PROBLEM:
Among the records below, count the lines where "JSON" occurs, and report that total alone.

[Records contained in a dataset]
..............................

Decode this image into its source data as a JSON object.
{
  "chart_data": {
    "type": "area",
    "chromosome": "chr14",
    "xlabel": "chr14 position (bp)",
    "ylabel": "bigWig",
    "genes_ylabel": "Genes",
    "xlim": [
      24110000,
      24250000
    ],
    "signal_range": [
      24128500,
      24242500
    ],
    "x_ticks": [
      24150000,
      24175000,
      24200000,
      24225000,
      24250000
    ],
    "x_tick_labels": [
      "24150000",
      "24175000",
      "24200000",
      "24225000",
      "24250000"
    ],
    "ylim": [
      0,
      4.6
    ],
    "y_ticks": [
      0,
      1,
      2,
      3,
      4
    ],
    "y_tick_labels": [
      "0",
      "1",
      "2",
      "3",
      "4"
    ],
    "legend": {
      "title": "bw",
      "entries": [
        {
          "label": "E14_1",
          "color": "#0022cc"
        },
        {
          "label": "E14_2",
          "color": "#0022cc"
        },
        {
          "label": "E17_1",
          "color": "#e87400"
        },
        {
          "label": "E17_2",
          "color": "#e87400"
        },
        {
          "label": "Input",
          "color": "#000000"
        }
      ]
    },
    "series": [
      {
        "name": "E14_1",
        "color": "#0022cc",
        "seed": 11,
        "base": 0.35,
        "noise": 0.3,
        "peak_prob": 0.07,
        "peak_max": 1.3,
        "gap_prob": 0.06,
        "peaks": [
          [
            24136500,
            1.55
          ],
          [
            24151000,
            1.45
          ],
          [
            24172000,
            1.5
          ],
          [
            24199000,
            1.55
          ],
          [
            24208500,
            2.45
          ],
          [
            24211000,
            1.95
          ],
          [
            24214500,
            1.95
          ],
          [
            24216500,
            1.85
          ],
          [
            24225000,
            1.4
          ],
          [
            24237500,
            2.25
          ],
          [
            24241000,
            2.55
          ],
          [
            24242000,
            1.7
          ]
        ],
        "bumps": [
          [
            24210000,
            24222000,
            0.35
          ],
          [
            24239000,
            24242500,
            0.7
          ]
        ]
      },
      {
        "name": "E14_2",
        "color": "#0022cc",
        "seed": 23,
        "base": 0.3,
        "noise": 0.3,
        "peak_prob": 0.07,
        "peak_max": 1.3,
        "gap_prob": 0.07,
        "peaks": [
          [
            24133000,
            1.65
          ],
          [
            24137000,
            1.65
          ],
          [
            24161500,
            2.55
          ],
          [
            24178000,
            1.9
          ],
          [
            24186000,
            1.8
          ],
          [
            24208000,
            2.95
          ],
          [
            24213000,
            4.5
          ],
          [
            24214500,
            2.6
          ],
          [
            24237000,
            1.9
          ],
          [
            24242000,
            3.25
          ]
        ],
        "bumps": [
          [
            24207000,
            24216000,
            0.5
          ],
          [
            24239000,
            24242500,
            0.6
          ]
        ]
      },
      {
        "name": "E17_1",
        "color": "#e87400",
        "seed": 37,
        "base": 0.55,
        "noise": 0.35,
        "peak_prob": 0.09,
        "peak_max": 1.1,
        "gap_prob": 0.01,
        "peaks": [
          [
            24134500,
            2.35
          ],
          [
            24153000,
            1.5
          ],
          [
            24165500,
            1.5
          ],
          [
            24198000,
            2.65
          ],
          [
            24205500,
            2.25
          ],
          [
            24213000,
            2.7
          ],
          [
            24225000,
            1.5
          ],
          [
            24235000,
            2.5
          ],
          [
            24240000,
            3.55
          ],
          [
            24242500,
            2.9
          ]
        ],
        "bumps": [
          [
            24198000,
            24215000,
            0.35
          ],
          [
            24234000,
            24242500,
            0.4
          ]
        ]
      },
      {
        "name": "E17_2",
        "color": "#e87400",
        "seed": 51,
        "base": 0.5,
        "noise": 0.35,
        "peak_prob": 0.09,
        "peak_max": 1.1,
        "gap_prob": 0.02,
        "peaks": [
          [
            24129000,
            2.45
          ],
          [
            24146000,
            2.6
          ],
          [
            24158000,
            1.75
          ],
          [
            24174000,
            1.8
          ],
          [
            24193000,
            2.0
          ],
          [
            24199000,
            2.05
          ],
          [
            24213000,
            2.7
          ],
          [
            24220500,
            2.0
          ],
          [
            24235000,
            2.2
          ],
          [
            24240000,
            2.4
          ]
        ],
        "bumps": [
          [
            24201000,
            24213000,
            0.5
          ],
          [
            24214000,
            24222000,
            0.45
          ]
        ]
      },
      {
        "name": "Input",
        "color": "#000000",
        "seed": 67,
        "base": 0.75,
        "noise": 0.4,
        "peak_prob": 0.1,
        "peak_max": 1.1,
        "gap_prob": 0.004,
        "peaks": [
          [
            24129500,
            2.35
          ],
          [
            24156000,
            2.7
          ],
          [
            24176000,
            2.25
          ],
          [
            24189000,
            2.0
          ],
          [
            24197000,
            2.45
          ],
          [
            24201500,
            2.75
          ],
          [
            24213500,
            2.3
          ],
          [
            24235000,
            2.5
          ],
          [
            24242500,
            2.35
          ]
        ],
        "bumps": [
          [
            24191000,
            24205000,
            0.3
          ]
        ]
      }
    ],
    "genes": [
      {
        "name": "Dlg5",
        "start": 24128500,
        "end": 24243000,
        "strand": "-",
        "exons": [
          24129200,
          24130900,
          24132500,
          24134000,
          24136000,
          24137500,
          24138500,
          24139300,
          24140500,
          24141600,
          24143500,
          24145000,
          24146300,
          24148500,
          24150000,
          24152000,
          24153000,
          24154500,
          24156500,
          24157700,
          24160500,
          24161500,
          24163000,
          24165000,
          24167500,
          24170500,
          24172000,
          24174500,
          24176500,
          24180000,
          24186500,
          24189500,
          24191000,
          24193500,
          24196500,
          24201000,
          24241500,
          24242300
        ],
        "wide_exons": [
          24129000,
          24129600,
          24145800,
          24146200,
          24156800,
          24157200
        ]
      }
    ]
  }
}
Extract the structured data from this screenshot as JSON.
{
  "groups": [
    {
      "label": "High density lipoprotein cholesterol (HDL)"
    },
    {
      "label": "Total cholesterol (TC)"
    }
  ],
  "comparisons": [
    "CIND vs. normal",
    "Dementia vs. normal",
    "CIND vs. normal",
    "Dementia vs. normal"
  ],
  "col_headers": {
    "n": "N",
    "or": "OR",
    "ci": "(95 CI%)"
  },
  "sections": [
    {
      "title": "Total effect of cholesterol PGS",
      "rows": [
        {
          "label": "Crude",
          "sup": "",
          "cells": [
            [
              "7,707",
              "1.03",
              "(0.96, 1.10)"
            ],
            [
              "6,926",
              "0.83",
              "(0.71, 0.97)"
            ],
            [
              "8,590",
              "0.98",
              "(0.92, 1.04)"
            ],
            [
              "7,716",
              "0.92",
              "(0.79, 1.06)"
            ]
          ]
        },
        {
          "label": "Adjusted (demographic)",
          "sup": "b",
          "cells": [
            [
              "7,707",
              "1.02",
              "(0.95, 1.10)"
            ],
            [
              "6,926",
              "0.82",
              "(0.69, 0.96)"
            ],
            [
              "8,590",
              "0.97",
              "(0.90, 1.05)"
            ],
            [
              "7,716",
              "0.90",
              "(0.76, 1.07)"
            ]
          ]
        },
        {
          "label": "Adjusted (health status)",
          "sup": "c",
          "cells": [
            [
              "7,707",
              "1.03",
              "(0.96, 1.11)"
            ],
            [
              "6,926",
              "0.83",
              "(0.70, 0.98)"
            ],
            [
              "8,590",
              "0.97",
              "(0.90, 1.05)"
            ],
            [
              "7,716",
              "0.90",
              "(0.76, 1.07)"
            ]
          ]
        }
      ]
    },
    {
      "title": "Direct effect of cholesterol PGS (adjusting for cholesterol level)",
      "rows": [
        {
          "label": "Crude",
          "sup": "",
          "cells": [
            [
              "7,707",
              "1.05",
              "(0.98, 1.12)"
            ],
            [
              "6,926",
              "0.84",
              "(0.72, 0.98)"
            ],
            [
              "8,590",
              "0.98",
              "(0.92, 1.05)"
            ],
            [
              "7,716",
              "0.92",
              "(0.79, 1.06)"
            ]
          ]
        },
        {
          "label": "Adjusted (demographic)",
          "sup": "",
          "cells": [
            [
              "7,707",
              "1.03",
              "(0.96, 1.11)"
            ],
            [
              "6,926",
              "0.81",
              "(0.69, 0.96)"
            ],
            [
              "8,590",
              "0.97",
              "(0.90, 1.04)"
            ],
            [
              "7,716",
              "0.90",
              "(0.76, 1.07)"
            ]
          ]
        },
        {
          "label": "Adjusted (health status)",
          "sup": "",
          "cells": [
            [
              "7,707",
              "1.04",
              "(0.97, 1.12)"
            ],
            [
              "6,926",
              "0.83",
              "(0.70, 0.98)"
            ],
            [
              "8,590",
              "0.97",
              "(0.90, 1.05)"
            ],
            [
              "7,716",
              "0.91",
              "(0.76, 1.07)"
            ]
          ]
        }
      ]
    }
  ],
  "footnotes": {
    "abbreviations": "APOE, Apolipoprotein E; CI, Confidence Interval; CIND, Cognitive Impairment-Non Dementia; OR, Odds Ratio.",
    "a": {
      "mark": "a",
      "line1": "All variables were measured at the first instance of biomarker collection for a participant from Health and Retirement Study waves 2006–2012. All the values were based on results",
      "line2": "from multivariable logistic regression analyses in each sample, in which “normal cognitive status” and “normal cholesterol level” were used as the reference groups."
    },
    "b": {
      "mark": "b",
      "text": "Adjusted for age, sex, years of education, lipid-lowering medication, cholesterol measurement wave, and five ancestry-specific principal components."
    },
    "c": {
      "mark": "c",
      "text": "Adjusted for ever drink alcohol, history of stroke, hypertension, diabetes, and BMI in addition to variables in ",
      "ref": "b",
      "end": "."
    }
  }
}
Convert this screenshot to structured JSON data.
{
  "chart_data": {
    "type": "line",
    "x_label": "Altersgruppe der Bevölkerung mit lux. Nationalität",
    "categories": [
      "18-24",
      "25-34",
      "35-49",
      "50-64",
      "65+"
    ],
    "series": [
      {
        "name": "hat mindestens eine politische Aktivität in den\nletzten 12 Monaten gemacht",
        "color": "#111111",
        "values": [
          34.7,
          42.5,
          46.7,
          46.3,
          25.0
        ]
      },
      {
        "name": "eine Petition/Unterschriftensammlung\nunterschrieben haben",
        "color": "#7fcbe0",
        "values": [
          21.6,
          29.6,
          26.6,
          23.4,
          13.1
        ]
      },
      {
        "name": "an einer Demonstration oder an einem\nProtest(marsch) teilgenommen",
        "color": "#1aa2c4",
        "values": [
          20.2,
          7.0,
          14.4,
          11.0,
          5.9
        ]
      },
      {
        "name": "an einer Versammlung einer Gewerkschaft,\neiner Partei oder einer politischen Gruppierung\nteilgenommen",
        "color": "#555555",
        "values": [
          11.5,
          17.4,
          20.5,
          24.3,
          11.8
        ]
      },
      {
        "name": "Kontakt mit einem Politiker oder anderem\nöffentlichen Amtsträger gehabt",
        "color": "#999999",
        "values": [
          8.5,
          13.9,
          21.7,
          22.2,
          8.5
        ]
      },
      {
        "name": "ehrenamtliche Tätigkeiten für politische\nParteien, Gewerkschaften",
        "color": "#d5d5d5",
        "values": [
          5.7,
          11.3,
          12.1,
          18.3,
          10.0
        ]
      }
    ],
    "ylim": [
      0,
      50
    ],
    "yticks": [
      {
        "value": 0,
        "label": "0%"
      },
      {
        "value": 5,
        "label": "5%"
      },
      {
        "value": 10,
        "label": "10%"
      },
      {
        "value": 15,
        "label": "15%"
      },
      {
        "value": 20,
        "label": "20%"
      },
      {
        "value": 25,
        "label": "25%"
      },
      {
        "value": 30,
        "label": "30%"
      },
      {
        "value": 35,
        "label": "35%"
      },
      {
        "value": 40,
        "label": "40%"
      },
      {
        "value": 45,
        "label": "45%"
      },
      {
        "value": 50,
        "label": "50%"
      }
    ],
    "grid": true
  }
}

..............................

ANSWER TO THE PROBLEM:
3